→ Instructions for the task: In the data below, find every line that has the string "긍정적인", and copy it.

= = = =

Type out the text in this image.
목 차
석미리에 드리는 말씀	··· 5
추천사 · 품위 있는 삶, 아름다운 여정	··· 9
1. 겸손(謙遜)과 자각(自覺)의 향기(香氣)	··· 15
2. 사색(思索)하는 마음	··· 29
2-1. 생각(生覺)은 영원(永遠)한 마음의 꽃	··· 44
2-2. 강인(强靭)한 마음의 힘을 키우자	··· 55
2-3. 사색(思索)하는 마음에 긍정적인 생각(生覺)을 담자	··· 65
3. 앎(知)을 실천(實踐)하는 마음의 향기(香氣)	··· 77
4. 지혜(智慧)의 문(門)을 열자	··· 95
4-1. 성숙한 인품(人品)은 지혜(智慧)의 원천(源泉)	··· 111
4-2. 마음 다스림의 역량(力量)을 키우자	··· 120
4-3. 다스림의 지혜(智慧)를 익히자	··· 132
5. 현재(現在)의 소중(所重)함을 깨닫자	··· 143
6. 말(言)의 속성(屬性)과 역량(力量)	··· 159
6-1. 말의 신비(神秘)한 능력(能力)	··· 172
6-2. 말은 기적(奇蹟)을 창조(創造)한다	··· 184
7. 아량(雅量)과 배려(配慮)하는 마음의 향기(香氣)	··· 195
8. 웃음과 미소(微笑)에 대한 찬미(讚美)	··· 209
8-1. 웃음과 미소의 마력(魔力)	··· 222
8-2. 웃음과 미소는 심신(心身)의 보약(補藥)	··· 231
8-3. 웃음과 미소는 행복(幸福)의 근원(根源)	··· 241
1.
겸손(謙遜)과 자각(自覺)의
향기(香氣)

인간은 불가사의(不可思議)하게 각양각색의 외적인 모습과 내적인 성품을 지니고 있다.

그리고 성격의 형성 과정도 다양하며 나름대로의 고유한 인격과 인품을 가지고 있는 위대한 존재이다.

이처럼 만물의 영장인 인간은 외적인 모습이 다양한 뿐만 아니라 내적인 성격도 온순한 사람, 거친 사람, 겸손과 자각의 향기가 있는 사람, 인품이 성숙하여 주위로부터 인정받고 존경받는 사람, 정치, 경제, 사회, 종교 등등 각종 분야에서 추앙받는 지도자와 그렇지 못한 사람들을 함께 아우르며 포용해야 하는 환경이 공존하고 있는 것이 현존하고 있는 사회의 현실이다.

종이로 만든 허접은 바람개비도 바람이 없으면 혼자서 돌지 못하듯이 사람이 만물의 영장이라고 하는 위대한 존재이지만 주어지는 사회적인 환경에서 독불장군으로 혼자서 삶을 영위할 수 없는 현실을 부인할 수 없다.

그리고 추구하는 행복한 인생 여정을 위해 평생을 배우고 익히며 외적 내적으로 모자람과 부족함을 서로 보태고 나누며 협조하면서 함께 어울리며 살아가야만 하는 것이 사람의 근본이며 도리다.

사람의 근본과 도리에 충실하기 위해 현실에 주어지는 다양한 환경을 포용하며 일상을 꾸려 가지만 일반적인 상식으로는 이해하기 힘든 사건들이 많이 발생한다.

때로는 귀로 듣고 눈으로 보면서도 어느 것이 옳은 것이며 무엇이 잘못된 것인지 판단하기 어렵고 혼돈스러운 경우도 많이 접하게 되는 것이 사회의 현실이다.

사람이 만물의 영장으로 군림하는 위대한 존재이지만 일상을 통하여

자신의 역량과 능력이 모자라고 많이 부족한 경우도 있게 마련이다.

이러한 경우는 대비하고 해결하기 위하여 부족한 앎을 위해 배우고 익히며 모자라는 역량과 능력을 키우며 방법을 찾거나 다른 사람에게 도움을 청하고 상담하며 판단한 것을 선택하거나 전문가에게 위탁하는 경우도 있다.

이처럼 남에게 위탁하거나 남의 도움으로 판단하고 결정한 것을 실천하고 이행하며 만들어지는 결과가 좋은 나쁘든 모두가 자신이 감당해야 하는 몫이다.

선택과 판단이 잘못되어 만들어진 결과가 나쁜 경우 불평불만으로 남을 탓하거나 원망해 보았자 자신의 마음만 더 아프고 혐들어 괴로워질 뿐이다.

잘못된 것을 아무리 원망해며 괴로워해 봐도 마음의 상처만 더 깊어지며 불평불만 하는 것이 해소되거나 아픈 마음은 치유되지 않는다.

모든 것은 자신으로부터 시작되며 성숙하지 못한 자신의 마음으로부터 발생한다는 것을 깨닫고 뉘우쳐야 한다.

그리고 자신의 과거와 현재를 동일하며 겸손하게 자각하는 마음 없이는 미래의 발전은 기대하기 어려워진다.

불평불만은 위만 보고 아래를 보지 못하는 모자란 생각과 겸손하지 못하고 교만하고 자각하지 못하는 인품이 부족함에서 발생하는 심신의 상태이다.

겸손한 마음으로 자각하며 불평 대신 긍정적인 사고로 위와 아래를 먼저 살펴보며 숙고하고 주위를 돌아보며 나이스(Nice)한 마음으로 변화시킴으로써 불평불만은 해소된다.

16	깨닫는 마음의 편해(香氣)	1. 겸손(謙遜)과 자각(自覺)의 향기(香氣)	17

= = = =

→ Answer to this task:
2-3. 사색(思索)하는 마음에 긍정적인 생각(生覺)을 담자	··· 65
겸손한 마음으로 자각하며 불평 대신 긍정적인 사고로 위와 아래를 먼저 살펴보며 숙고하고 주위를 돌아보며 나이스(Nice)한 마음으로 변화시킴으로써 불평불만은 해소된다.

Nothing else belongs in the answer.